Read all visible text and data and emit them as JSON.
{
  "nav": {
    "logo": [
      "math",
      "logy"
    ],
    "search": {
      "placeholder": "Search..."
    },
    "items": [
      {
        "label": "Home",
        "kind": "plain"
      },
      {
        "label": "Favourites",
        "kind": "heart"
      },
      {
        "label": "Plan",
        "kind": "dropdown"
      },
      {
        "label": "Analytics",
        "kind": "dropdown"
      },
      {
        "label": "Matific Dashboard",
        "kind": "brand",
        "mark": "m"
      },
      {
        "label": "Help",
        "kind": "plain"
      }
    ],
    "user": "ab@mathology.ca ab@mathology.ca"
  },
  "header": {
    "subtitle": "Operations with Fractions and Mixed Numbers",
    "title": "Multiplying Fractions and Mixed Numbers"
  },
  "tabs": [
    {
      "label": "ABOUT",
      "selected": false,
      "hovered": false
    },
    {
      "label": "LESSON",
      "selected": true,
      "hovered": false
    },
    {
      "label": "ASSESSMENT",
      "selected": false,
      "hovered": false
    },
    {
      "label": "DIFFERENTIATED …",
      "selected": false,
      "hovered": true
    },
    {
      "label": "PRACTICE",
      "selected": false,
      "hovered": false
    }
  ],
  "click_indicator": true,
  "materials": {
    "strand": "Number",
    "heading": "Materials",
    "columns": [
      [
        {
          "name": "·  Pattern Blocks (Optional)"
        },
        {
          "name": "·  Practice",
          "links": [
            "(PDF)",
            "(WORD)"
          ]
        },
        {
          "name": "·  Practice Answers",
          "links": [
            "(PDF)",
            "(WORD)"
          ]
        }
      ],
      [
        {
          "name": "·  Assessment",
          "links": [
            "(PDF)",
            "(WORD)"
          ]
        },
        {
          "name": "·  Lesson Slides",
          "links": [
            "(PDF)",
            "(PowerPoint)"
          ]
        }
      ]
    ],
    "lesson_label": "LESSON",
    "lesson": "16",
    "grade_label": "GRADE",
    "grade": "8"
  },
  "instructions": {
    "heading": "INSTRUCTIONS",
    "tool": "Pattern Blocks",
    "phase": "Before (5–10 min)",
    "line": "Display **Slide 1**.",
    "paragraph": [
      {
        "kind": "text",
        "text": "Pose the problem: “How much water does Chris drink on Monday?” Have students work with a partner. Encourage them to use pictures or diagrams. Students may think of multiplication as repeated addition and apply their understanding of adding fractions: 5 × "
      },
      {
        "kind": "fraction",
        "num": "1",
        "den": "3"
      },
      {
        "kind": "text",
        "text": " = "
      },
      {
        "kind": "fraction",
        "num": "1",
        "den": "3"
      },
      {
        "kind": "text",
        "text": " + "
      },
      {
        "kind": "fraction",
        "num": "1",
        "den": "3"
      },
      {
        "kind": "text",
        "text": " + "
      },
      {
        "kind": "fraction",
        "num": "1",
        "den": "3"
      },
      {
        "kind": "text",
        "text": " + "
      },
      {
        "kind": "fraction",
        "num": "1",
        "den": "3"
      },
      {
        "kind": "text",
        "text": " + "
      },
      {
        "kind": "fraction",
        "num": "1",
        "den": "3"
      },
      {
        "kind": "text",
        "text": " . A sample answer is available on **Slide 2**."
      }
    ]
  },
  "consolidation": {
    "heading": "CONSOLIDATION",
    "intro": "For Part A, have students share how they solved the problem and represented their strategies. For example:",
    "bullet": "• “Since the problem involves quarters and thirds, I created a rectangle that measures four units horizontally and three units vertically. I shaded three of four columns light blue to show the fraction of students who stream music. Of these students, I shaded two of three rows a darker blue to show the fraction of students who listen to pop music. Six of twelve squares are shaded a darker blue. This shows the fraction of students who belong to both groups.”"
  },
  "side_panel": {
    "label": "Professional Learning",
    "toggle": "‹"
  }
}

--------------------------------------------------

### EXERCISE DIRECTIONS:
Every entry above should be retyped exactly as shown.

### ANSWER TO THIS EXERCISE:
Read all visible text and data and emit them as JSON.
{
  "nav": {
    "logo": [
      "math",
      "logy"
    ],
    "search": {
      "placeholder": "Search..."
    },
    "items": [
      {
        "label": "Home",
        "kind": "plain"
      },
      {
        "label": "Favourites",
        "kind": "heart"
      },
      {
        "label": "Plan",
        "kind": "dropdown"
      },
      {
        "label": "Analytics",
        "kind": "dropdown"
      },
      {
        "label": "Matific Dashboard",
        "kind": "brand",
        "mark": "m"
      },
      {
        "label": "Help",
        "kind": "plain"
      }
    ],
    "user": "ab@mathology.ca ab@mathology.ca"
  },
  "header": {
    "subtitle": "Operations with Fractions and Mixed Numbers",
    "title": "Multiplying Fractions and Mixed Numbers"
  },
  "tabs": [
    {
      "label": "ABOUT",
      "selected": false,
      "hovered": false
    },
    {
      "label": "LESSON",
      "selected": true,
      "hovered": false
    },
    {
      "label": "ASSESSMENT",
      "selected": false,
      "hovered": false
    },
    {
      "label": "DIFFERENTIATED …",
      "selected": false,
      "hovered": true
    },
    {
      "label": "PRACTICE",
      "selected": false,
      "hovered": false
    }
  ],
  "click_indicator": true,
  "materials": {
    "strand": "Number",
    "heading": "Materials",
    "columns": [
      [
        {
          "name": "·  Pattern Blocks (Optional)"
        },
        {
          "name": "·  Practice",
          "links": [
            "(PDF)",
            "(WORD)"
          ]
        },
        {
          "name": "·  Practice Answers",
          "links": [
            "(PDF)",
            "(WORD)"
          ]
        }
      ],
      [
        {
          "name": "·  Assessment",
          "links": [
            "(PDF)",
            "(WORD)"
          ]
        },
        {
          "name": "·  Lesson Slides",
          "links": [
            "(PDF)",
            "(PowerPoint)"
          ]
        }
      ]
    ],
    "lesson_label": "LESSON",
    "lesson": "16",
    "grade_label": "GRADE",
    "grade": "8"
  },
  "instructions": {
    "heading": "INSTRUCTIONS",
    "tool": "Pattern Blocks",
    "phase": "Before (5–10 min)",
    "line": "Display **Slide 1**.",
    "paragraph": [
      {
        "kind": "text",
        "text": "Pose the problem: “How much water does Chris drink on Monday?” Have students work with a partner. Encourage them to use pictures or diagrams. Students may think of multiplication as repeated addition and apply their understanding of adding fractions: 5 × "
      },
      {
        "kind": "fraction",
        "num": "1",
        "den": "3"
      },
      {
        "kind": "text",
        "text": " = "
      },
      {
        "kind": "fraction",
        "num": "1",
        "den": "3"
      },
      {
        "kind": "text",
        "text": " + "
      },
      {
        "kind": "fraction",
        "num": "1",
        "den": "3"
      },
      {
        "kind": "text",
        "text": " + "
      },
      {
        "kind": "fraction",
        "num": "1",
        "den": "3"
      },
      {
        "kind": "text",
        "text": " + "
      },
      {
        "kind": "fraction",
        "num": "1",
        "den": "3"
      },
      {
        "kind": "text",
        "text": " + "
      },
      {
        "kind": "fraction",
        "num": "1",
        "den": "3"
      },
      {
        "kind": "text",
        "text": " . A sample answer is available on **Slide 2**."
      }
    ]
  },
  "consolidation": {
    "heading": "CONSOLIDATION",
    "intro": "For Part A, have students share how they solved the problem and represented their strategies. For example:",
    "bullet": "• “Since the problem involves quarters and thirds, I created a rectangle that measures four units horizontally and three units vertically. I shaded three of four columns light blue to show the fraction of students who stream music. Of these students, I shaded two of three rows a darker blue to show the fraction of students who listen to pop music. Six of twelve squares are shaded a darker blue. This shows the fraction of students who belong to both groups.”"
  },
  "side_panel": {
    "label": "Professional Learning",
    "toggle": "‹"
  }
}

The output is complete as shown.